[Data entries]

..........

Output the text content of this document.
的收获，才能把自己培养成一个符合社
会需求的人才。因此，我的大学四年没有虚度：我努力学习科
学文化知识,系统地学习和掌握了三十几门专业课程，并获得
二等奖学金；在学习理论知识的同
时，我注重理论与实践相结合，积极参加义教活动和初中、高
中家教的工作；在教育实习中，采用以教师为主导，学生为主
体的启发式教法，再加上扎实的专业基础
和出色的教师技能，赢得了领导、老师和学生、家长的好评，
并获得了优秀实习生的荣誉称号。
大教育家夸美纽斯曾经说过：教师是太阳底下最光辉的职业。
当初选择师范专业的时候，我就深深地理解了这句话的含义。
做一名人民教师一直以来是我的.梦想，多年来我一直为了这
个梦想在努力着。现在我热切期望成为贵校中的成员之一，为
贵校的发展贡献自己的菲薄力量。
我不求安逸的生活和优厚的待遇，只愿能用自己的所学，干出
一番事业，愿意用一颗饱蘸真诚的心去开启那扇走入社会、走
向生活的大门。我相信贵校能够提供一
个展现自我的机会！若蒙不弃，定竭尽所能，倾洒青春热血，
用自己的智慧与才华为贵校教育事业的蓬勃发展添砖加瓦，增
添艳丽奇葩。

..........

→ **WHAT IS NEEDED**: Repeat the listing exactly, from its first line to its last.

→ **FINAL ANSWER**:
Output the text content of this document.
的收获，才能把自己培养成一个符合社
会需求的人才。因此，我的大学四年没有虚度：我努力学习科
学文化知识,系统地学习和掌握了三十几门专业课程，并获得
二等奖学金；在学习理论知识的同
时，我注重理论与实践相结合，积极参加义教活动和初中、高
中家教的工作；在教育实习中，采用以教师为主导，学生为主
体的启发式教法，再加上扎实的专业基础
和出色的教师技能，赢得了领导、老师和学生、家长的好评，
并获得了优秀实习生的荣誉称号。
大教育家夸美纽斯曾经说过：教师是太阳底下最光辉的职业。
当初选择师范专业的时候，我就深深地理解了这句话的含义。
做一名人民教师一直以来是我的.梦想，多年来我一直为了这
个梦想在努力着。现在我热切期望成为贵校中的成员之一，为
贵校的发展贡献自己的菲薄力量。
我不求安逸的生活和优厚的待遇，只愿能用自己的所学，干出
一番事业，愿意用一颗饱蘸真诚的心去开启那扇走入社会、走
向生活的大门。我相信贵校能够提供一
个展现自我的机会！若蒙不弃，定竭尽所能，倾洒青春热血，
用自己的智慧与才华为贵校教育事业的蓬勃发展添砖加瓦，增
添艳丽奇葩。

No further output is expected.